[Collection entries]

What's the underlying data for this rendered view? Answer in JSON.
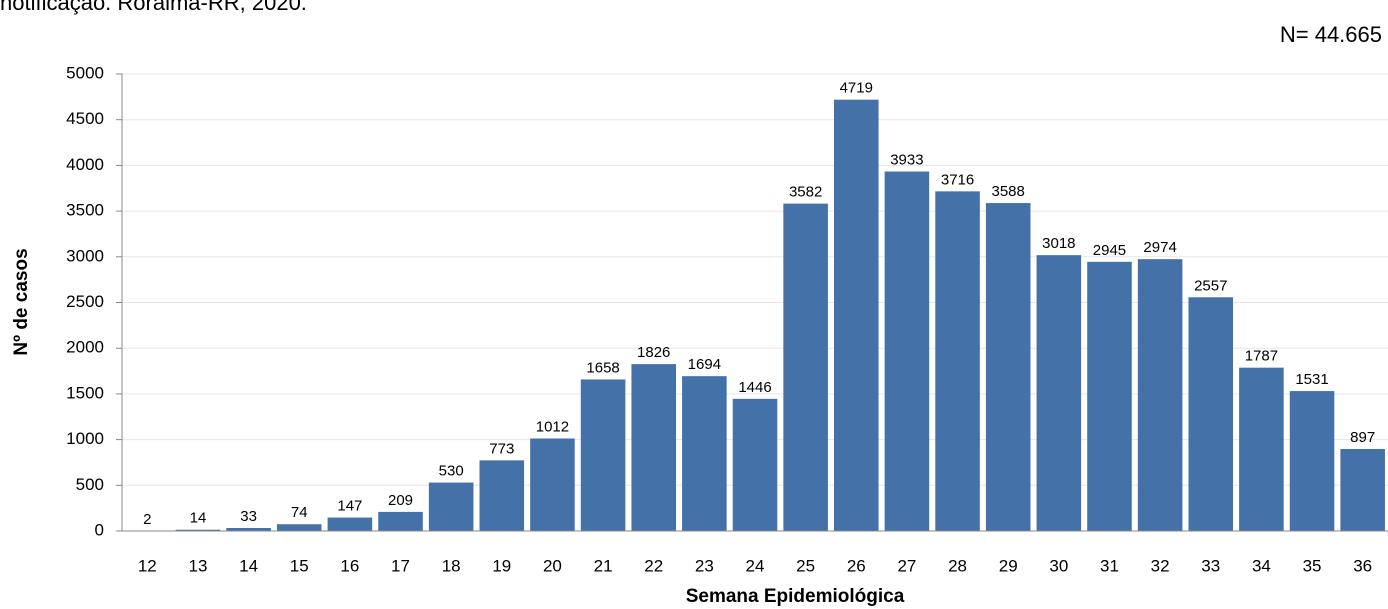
{
  "chart_data": {
    "type": "bar",
    "title": "notificação. Roraima-RR, 2020.",
    "annotation": "N= 44.665",
    "x_label": "Semana Epidemiológica",
    "y_label": "Nº de casos",
    "categories": [
      "12",
      "13",
      "14",
      "15",
      "16",
      "17",
      "18",
      "19",
      "20",
      "21",
      "22",
      "23",
      "24",
      "25",
      "26",
      "27",
      "28",
      "29",
      "30",
      "31",
      "32",
      "33",
      "34",
      "35",
      "36"
    ],
    "values": [
      2,
      14,
      33,
      74,
      147,
      209,
      530,
      773,
      1012,
      1658,
      1826,
      1694,
      1446,
      3582,
      4719,
      3933,
      3716,
      3588,
      3018,
      2945,
      2974,
      2557,
      1787,
      1531,
      897
    ],
    "color": "#4472a8",
    "ylim": [
      0,
      5000
    ],
    "yticks": [
      0,
      500,
      1000,
      1500,
      2000,
      2500,
      3000,
      3500,
      4000,
      4500,
      5000
    ],
    "grid": true
  }
}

## Exercise prompt
Write the lines above out again exactly, without any of their pictures.

## Output for this exercise
What's the underlying data for this rendered view? Answer in JSON.
{
  "chart_data": {
    "type": "bar",
    "title": "notificação. Roraima-RR, 2020.",
    "annotation": "N= 44.665",
    "x_label": "Semana Epidemiológica",
    "y_label": "Nº de casos",
    "categories": [
      "12",
      "13",
      "14",
      "15",
      "16",
      "17",
      "18",
      "19",
      "20",
      "21",
      "22",
      "23",
      "24",
      "25",
      "26",
      "27",
      "28",
      "29",
      "30",
      "31",
      "32",
      "33",
      "34",
      "35",
      "36"
    ],
    "values": [
      2,
      14,
      33,
      74,
      147,
      209,
      530,
      773,
      1012,
      1658,
      1826,
      1694,
      1446,
      3582,
      4719,
      3933,
      3716,
      3588,
      3018,
      2945,
      2974,
      2557,
      1787,
      1531,
      897
    ],
    "color": "#4472a8",
    "ylim": [
      0,
      5000
    ],
    "yticks": [
      0,
      500,
      1000,
      1500,
      2000,
      2500,
      3000,
      3500,
      4000,
      4500,
      5000
    ],
    "grid": true
  }
}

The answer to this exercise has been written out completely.